» DIRECTIONS FOR THIS TASK
Update the data from its first line through the line containing "colorbar-swatch (783, 432, 802, 447)". Write out those lines again with every "eddy-core" changed to "vortex-core" and nothing else altered.

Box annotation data
#####
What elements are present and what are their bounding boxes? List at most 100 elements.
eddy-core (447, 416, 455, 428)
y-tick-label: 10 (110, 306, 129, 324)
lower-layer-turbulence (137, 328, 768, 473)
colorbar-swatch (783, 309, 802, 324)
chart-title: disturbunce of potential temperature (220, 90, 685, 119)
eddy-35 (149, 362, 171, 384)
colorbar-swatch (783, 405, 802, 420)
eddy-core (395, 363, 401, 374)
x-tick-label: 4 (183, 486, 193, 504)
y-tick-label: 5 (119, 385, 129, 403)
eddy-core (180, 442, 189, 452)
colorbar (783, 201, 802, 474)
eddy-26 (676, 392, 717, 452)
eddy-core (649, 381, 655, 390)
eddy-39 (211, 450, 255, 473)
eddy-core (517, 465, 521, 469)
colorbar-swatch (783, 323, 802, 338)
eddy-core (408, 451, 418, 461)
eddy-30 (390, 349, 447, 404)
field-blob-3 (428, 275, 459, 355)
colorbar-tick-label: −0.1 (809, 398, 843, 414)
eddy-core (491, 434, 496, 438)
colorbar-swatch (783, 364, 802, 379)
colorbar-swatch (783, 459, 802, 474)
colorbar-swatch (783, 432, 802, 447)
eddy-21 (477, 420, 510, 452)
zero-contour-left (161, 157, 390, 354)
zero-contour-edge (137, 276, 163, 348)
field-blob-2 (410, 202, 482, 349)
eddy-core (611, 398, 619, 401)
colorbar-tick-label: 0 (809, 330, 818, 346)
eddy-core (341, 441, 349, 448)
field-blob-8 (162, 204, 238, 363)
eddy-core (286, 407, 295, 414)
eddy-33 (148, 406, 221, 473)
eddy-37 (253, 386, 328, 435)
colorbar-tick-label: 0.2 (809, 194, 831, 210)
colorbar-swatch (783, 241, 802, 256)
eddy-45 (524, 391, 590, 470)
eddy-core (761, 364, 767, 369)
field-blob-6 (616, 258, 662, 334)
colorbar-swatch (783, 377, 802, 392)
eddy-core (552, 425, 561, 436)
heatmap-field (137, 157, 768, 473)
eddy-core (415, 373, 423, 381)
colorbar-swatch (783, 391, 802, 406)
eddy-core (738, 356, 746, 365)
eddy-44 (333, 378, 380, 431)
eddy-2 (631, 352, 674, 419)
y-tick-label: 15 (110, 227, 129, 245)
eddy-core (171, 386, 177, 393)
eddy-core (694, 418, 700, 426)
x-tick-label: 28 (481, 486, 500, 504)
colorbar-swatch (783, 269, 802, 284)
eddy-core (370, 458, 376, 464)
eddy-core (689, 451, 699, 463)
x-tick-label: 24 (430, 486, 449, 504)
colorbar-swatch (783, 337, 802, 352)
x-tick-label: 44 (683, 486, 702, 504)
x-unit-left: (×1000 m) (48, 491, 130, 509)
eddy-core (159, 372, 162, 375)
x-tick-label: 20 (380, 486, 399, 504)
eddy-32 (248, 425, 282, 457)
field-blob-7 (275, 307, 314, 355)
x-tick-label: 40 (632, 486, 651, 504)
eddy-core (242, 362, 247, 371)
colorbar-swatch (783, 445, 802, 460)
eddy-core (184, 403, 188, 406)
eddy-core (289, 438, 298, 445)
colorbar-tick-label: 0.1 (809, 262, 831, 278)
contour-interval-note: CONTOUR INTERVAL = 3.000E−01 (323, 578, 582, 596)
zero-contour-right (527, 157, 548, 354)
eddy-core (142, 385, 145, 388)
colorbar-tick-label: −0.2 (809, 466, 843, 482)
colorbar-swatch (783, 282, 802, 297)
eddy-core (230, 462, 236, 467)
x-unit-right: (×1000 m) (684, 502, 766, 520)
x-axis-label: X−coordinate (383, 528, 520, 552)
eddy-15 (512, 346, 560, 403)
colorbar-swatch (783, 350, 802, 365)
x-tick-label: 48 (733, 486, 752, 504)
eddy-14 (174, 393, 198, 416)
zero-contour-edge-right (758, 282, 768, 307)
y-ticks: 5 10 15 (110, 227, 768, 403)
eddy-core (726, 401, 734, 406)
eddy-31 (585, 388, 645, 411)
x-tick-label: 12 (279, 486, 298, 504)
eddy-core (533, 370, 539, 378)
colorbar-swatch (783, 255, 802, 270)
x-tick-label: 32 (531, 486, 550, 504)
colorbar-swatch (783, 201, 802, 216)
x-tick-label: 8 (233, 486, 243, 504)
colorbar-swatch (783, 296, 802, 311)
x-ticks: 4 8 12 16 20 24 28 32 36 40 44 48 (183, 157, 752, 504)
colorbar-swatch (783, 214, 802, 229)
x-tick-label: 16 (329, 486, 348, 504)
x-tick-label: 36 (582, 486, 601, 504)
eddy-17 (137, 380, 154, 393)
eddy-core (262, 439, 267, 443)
#####
» FINAL RESULT
What elements are present and what are their bounding boxes? List at most 100 elements.
vortex-core (447, 416, 455, 428)
y-tick-label: 10 (110, 306, 129, 324)
lower-layer-turbulence (137, 328, 768, 473)
colorbar-swatch (783, 309, 802, 324)
chart-title: disturbunce of potential temperature (220, 90, 685, 119)
eddy-35 (149, 362, 171, 384)
colorbar-swatch (783, 405, 802, 420)
vortex-core (395, 363, 401, 374)
x-tick-label: 4 (183, 486, 193, 504)
y-tick-label: 5 (119, 385, 129, 403)
vortex-core (180, 442, 189, 452)
colorbar (783, 201, 802, 474)
eddy-26 (676, 392, 717, 452)
vortex-core (649, 381, 655, 390)
eddy-39 (211, 450, 255, 473)
vortex-core (517, 465, 521, 469)
colorbar-swatch (783, 323, 802, 338)
vortex-core (408, 451, 418, 461)
eddy-30 (390, 349, 447, 404)
field-blob-3 (428, 275, 459, 355)
colorbar-tick-label: −0.1 (809, 398, 843, 414)
vortex-core (491, 434, 496, 438)
colorbar-swatch (783, 364, 802, 379)
colorbar-swatch (783, 459, 802, 474)
colorbar-swatch (783, 432, 802, 447)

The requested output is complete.